## TASK TO COMPLETE
Gather every line from the entries below that includes "Access".

## SUPPLIED MATERIAL
_ _ _ _

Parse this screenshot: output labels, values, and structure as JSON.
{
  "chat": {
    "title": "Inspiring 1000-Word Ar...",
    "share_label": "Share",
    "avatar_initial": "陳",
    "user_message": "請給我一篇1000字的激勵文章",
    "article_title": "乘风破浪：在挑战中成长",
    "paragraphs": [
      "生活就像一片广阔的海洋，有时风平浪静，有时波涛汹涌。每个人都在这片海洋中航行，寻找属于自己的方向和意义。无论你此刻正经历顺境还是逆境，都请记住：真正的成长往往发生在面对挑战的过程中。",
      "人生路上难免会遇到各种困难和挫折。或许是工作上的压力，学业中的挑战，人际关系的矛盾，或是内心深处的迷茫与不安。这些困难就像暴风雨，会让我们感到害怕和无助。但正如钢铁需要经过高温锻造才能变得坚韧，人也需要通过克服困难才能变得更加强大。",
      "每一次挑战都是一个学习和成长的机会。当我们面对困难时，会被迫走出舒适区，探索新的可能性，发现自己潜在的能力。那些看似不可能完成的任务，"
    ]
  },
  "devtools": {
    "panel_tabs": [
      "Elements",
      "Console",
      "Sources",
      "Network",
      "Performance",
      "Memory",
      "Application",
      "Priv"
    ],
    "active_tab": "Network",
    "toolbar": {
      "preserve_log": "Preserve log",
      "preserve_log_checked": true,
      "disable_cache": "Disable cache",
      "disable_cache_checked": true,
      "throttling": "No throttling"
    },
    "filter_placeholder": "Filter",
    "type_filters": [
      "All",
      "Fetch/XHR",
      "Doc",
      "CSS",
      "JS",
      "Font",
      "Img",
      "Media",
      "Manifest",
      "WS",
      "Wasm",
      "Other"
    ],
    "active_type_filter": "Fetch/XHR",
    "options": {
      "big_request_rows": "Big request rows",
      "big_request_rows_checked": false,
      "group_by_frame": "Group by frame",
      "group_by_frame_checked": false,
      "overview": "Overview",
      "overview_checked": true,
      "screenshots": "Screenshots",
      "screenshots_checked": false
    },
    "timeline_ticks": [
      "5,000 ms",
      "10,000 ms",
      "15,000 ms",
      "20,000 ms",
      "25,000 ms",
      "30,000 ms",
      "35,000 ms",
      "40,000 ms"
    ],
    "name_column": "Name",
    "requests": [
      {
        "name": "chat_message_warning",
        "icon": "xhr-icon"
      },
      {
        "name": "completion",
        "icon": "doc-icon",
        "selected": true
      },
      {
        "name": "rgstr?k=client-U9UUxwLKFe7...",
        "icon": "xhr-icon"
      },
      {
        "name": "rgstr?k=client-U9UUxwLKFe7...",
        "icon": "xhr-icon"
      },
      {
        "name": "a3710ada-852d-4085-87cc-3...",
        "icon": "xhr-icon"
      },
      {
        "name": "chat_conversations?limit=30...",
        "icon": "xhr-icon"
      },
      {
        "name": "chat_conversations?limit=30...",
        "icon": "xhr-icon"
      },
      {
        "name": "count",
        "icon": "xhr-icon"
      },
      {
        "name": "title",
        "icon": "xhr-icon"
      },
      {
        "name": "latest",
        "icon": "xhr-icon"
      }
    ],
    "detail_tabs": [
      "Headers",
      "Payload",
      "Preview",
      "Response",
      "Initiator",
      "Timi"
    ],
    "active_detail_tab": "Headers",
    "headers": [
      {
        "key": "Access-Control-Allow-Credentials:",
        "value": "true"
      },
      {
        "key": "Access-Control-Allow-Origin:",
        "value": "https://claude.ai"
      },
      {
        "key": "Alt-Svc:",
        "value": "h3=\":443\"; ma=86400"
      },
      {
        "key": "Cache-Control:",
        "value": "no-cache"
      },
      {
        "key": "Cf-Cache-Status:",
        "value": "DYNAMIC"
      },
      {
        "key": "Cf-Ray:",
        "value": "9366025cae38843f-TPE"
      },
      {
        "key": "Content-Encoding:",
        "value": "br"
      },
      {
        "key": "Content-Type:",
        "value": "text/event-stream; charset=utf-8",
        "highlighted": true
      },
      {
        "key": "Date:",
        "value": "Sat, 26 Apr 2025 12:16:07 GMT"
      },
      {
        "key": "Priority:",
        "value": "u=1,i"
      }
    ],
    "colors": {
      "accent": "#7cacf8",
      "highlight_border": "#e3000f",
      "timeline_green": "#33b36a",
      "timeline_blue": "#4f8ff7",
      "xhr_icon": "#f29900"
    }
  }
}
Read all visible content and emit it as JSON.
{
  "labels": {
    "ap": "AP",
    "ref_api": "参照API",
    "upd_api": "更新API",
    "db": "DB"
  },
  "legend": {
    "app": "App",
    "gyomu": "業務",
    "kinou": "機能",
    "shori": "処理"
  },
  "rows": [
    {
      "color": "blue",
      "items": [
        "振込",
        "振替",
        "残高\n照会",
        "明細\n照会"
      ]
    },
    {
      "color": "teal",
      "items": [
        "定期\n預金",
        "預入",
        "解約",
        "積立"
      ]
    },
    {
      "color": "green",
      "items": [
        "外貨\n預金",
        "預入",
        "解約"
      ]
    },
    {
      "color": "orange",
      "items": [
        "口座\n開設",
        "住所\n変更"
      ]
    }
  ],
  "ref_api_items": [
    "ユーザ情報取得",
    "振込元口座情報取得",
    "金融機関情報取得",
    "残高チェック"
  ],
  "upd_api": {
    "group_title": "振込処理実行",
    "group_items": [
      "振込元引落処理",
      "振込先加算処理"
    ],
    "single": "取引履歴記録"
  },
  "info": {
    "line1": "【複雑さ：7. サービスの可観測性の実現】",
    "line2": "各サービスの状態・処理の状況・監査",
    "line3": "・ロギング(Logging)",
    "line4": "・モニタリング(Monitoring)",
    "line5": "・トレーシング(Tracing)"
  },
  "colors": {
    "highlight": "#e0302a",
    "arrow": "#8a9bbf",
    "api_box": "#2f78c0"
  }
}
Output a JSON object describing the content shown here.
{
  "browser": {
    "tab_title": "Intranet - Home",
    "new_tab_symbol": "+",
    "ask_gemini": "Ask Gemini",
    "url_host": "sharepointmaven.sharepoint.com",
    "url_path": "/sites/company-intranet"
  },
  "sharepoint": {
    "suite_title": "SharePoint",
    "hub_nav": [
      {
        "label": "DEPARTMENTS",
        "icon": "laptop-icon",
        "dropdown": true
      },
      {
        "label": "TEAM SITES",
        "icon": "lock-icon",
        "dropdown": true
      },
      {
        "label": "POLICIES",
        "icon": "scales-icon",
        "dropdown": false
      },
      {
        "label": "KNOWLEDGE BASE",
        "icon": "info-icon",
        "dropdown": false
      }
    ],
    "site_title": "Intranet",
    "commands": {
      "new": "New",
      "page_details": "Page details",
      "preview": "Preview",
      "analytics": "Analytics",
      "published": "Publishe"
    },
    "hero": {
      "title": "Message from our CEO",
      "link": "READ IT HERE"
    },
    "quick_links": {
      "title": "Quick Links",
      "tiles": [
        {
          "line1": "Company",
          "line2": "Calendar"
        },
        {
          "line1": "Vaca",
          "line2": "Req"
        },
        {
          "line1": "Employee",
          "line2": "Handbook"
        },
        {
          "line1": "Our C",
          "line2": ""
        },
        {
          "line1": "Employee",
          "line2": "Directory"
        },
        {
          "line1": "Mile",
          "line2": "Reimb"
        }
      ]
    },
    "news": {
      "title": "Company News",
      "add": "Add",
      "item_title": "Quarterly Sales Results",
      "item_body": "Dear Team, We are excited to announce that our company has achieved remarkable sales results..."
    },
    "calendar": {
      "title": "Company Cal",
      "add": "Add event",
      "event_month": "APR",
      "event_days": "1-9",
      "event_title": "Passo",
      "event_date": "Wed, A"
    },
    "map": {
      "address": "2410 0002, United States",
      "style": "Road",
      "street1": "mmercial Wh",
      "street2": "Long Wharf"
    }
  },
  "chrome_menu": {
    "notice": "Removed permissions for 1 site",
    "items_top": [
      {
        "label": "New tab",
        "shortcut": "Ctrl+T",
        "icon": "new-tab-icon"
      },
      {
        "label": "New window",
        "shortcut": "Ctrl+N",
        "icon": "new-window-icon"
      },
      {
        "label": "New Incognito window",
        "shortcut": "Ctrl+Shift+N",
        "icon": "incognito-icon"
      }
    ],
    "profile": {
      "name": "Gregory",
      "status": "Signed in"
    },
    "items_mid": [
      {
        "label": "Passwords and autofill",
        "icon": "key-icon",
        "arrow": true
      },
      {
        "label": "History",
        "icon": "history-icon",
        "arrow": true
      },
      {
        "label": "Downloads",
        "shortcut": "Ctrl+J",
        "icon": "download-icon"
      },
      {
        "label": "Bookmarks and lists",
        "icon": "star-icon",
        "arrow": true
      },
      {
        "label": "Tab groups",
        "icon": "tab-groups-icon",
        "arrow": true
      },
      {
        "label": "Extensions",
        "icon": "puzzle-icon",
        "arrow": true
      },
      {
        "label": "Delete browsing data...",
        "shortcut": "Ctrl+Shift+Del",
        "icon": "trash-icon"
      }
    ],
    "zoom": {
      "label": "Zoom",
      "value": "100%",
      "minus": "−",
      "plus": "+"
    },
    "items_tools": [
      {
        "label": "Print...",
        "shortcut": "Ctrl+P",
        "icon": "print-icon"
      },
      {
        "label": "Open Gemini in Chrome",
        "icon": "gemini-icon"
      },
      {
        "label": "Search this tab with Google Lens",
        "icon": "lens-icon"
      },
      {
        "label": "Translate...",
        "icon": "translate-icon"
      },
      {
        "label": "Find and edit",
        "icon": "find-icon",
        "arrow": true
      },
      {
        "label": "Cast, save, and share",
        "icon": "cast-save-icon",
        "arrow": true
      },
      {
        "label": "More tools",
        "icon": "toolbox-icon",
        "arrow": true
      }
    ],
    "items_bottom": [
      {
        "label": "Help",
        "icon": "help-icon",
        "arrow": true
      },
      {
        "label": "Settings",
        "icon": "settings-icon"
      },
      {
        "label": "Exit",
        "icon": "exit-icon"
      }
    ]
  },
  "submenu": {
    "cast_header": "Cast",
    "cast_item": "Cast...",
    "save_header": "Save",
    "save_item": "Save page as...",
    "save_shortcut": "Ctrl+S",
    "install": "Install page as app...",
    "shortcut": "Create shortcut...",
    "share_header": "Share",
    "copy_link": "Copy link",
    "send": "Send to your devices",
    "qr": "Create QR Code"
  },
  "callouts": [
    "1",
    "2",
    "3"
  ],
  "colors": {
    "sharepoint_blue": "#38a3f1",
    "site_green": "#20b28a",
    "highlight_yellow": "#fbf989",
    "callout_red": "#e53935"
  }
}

_ _ _ _

## ANSWER BELOW
        "key": "Access-Control-Allow-Credentials:",
        "key": "Access-Control-Allow-Origin:",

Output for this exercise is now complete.